- _What you are asked to do_
Find every line in the records that holds the string "this". Copy each one.

### Data rows

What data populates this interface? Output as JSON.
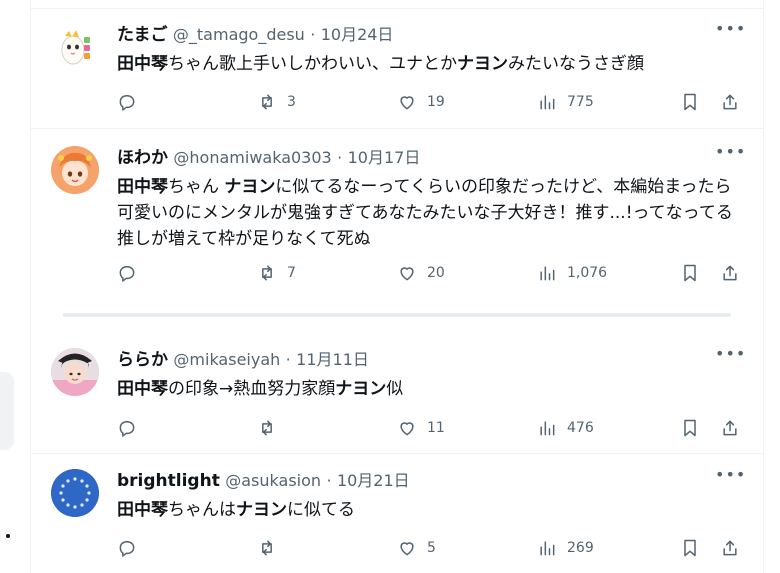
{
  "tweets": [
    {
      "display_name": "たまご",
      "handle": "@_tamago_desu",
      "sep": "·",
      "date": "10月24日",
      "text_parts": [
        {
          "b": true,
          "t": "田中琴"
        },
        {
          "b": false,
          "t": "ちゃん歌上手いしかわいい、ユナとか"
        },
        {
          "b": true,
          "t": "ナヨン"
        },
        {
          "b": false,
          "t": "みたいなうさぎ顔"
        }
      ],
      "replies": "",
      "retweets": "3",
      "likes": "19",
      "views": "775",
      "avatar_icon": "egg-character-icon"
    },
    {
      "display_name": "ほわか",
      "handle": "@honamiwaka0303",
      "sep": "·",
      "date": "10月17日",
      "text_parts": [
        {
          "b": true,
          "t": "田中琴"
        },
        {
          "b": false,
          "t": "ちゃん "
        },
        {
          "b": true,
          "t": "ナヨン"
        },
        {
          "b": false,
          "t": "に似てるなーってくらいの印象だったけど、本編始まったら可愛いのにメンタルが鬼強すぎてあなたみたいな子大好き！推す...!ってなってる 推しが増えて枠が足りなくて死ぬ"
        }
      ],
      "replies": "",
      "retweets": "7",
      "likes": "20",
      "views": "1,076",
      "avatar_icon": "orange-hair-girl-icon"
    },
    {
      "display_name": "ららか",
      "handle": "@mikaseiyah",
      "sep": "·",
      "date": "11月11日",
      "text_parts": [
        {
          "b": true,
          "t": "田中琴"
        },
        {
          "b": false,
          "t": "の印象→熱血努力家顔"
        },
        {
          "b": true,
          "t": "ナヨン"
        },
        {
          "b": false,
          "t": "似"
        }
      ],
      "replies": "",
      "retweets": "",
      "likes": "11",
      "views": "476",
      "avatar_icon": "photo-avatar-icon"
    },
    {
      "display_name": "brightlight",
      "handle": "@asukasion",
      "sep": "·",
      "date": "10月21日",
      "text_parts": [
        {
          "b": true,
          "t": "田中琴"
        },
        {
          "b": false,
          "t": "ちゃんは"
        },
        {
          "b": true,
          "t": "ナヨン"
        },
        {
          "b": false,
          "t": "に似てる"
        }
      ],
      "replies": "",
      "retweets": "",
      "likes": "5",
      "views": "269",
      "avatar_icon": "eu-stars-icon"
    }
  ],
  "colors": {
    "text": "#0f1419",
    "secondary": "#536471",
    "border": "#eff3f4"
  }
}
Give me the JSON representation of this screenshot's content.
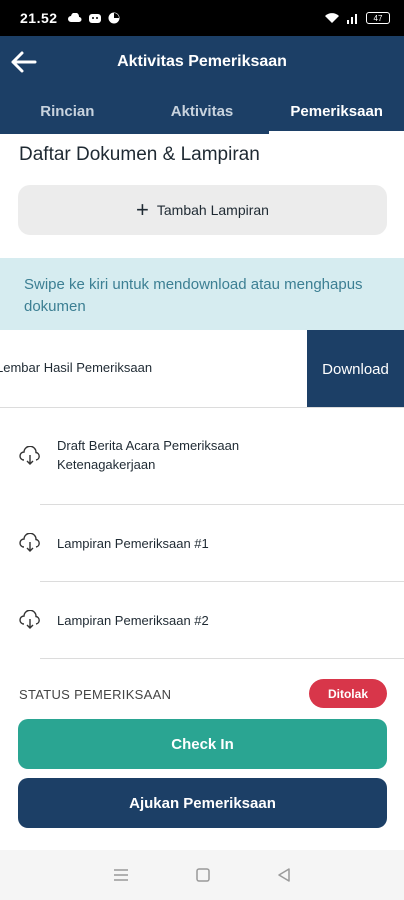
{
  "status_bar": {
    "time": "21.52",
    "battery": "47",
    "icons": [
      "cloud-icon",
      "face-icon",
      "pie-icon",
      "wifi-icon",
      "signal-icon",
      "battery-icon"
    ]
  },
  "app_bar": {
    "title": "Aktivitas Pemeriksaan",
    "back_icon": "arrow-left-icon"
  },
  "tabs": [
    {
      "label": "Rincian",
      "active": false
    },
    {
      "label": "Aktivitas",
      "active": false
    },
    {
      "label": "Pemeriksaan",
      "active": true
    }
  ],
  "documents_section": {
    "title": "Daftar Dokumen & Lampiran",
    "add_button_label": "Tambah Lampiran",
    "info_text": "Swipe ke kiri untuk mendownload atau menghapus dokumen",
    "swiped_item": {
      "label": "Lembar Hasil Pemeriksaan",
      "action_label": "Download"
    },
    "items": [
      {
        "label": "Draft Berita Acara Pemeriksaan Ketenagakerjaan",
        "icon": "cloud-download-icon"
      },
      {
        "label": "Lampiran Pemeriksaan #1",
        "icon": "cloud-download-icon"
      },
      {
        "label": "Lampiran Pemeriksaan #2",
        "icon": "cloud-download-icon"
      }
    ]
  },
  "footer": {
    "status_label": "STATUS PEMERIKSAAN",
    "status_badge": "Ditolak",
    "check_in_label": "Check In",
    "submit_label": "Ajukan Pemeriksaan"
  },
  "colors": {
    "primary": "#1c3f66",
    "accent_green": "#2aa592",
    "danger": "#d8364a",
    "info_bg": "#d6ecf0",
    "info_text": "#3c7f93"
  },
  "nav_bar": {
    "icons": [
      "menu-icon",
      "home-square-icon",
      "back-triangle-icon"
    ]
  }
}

######

- _Written answer_
What data populates this interface? Output as JSON.
Give me the JSON representation of this screenshot's content.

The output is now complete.